§ Selected extract:
****************************************

But in parenting, even what we thought and did yesterday that “worked out well” is not necessarily going to help today. We have to stay very much in the present moment to sense what might be required. And when our own inner resources are depleted, we have to have effective and healthy ways to replenish them, to restore ourselves, without it being at the expense of our children.
Becoming a parent may happen on purpose or by accident, but however it comes about, parenting itself is a calling. It calls us to recreate our world every day, to meet it freshly in every moment. Such a calling is, in actuality, nothing les than a rigorous spiritual discipline – a quest to realize our truest, deepest nature as human beings. The very fact that we are parents continually asks us to find and express what is most nourishing, most loving, most wise and caring in ourselves, to be – as much as we can – our best selves.
As with any spiritual discipline, the call to parent mindfully is filled with enormous promise and potential. At the same time, it challenges us to do the inner work on ourselves so we can be fully adequate to the task, so we can be fully engaged in this hero’s journey, this quest of a lifetime that is a human life lived.
We may have no sense of how much parenting augurs a totally new set of demands and changes in our lives, requiring us to give up so much that is familiar and to take on so much that is unfamiliar. Perhaps this is just as well, since ultimately each child is unique and each situation different. We have to rely on our hearts, our deepest human instincts, and the things we carry from our own childhood, both positive and negative, to encounter the unknown territory of having and raising children.
 
While it received its most elaborate articulation in the Buddhist tradition, mindfulness is an important part of all cultures and is truly universal, since it is simply about cultivating the capacity we all have as human beings for awareness, clarity, and compassion. There are many different ways to do this work of cultivation. There is no one right way, just as there is no one right way to parent.

****************************************

§ Requests:
(1) Name the capacities for which, according to the passage on mindful parenting, mindfulness is a way of cultivating them.
(2) In the listing, change "point-color-icon" to "dot-color-icon" in the lines from the one with "settings-gear-icon[interactable]: ⚙ <box>262" to the one with "expression-latex[interactable]: (−(√5+1)/2, 1, 0)", and give back only those lines.

****************************************

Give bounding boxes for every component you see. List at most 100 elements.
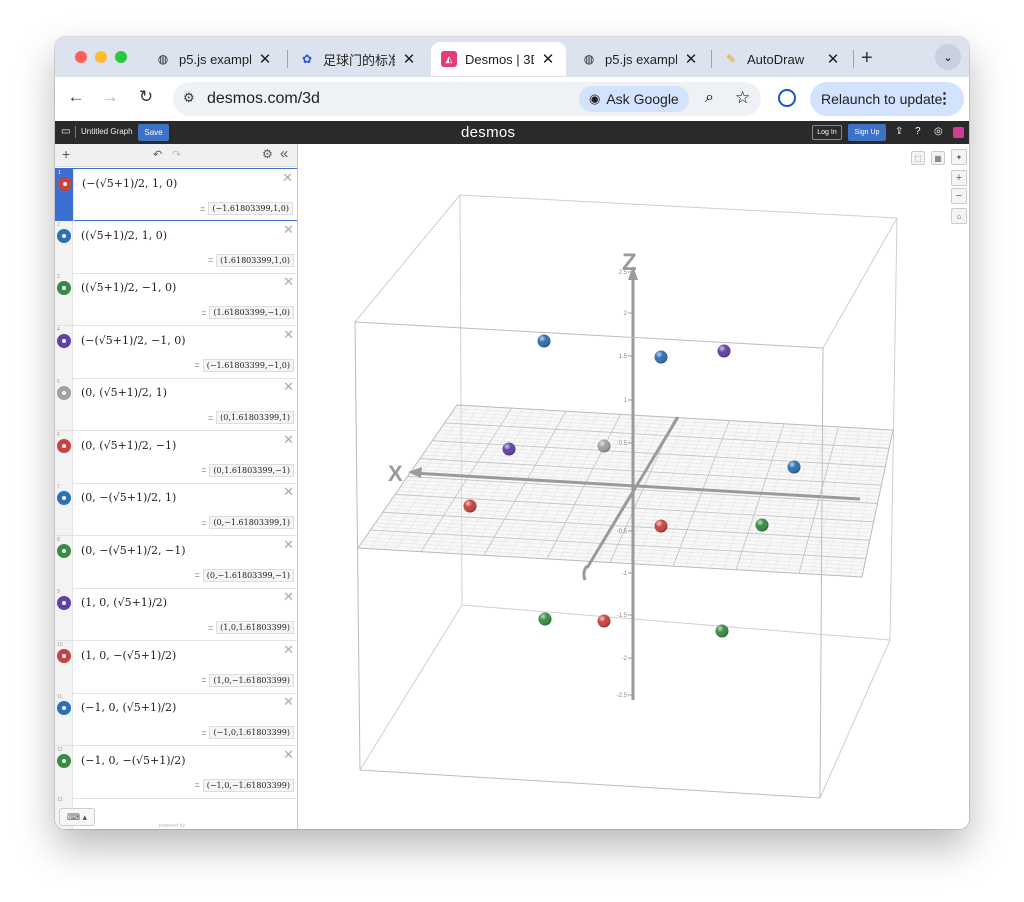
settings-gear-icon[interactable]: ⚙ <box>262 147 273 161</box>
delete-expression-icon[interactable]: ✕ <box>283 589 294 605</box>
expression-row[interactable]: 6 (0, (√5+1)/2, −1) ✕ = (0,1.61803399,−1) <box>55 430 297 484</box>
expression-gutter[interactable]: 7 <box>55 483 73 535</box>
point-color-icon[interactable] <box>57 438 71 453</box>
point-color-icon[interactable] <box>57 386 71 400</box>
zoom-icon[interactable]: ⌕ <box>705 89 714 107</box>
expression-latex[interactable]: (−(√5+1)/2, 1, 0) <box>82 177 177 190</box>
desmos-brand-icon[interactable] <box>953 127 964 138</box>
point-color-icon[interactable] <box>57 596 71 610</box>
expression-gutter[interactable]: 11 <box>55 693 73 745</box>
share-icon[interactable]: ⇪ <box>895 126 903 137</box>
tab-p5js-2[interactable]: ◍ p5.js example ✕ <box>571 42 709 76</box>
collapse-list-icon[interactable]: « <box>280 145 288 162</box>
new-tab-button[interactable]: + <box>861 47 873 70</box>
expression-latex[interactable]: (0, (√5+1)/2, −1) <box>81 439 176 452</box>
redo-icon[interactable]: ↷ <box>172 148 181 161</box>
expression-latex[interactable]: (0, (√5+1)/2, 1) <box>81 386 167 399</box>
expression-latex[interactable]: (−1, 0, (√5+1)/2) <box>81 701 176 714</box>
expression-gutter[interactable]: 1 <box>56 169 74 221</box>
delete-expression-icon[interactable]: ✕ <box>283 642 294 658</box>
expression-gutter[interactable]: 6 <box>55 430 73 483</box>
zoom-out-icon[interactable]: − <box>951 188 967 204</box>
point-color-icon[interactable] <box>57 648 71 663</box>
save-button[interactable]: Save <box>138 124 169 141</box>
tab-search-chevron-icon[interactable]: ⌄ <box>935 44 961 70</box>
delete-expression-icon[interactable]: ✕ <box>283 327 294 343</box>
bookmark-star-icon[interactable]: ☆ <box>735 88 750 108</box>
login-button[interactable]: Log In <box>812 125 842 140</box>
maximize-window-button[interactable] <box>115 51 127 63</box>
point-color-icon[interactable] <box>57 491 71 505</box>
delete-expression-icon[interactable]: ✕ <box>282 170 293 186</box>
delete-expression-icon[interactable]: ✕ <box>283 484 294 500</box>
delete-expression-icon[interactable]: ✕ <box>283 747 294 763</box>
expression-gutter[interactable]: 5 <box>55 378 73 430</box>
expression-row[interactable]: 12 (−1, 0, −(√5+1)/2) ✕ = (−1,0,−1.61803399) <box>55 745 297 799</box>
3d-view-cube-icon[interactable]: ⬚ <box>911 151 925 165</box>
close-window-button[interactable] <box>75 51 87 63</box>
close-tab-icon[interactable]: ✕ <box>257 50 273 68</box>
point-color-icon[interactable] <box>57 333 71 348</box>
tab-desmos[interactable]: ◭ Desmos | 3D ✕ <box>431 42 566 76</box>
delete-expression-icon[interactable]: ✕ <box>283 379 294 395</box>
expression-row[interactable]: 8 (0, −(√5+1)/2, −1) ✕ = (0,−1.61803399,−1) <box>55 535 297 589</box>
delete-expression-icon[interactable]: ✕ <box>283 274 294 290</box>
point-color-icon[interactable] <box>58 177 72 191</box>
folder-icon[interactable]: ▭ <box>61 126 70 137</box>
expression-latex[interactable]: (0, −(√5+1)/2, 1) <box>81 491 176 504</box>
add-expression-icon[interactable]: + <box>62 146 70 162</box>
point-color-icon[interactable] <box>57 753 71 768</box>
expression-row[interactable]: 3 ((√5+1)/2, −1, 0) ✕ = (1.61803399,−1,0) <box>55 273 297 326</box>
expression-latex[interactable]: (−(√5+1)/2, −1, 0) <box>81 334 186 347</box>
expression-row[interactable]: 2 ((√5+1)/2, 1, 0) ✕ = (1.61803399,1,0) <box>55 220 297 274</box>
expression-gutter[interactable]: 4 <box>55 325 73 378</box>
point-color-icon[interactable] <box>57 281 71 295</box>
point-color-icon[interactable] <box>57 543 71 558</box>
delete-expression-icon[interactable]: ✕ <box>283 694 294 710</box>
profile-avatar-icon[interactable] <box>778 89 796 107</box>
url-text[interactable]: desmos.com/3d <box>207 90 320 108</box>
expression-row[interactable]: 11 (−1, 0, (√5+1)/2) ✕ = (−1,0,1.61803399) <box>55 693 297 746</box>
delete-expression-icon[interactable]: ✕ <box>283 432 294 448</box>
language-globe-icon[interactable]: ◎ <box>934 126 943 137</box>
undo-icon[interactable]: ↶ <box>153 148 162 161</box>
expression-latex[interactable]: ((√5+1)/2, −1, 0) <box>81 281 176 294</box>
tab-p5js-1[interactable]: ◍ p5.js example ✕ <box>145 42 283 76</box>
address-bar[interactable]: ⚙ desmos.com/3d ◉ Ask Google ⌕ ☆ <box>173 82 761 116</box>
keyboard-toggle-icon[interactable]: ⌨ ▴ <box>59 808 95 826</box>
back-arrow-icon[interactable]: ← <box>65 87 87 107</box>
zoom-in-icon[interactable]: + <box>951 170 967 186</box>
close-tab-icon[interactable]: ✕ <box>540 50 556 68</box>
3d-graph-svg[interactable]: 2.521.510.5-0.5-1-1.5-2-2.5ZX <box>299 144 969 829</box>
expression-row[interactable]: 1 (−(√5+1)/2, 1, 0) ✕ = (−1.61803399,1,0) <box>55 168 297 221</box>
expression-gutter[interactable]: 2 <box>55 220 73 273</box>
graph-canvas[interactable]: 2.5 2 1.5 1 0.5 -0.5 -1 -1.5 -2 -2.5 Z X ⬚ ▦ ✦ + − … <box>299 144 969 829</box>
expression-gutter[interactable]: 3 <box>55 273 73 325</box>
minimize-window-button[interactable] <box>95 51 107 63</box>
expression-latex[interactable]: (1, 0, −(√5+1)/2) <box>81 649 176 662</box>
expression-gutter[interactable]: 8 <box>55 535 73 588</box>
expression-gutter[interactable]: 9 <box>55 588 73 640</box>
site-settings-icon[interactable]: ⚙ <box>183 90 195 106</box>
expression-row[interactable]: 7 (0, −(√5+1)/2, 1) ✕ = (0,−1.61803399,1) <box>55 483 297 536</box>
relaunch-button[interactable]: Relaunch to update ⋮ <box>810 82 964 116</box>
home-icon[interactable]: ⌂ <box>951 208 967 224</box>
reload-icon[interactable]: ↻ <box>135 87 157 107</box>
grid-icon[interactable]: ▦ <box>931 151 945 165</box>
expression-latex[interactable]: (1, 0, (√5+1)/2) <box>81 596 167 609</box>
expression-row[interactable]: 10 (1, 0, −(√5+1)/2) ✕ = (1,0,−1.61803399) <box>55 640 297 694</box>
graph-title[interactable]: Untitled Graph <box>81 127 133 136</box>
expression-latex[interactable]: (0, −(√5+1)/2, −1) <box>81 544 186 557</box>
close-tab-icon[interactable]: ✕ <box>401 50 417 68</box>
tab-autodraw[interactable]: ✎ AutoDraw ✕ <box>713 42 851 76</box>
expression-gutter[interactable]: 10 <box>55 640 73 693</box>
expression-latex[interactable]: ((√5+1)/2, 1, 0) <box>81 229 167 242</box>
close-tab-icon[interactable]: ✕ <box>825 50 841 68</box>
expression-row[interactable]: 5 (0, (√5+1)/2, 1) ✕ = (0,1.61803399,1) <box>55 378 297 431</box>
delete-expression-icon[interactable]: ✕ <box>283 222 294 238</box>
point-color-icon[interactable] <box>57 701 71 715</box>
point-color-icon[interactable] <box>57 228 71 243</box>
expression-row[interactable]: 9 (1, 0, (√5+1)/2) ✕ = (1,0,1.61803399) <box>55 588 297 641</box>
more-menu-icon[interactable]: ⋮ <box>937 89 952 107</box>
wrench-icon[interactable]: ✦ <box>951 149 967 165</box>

****************************************

§ The replies:
(1) awareness, clarity, compassion

(2)
settings-gear-icon[interactable]: ⚙ <box>262 147 273 161</box>
delete-expression-icon[interactable]: ✕ <box>283 589 294 605</box>
expression-row[interactable]: 6 (0, (√5+1)/2, −1) ✕ = (0,1.61803399,−1) <box>55 430 297 484</box>
expression-gutter[interactable]: 7 <box>55 483 73 535</box>
dot-color-icon[interactable] <box>57 438 71 453</box>
dot-color-icon[interactable] <box>57 386 71 400</box>
zoom-icon[interactable]: ⌕ <box>705 89 714 107</box>
expression-latex[interactable]: (−(√5+1)/2, 1, 0) <box>82 177 177 190</box>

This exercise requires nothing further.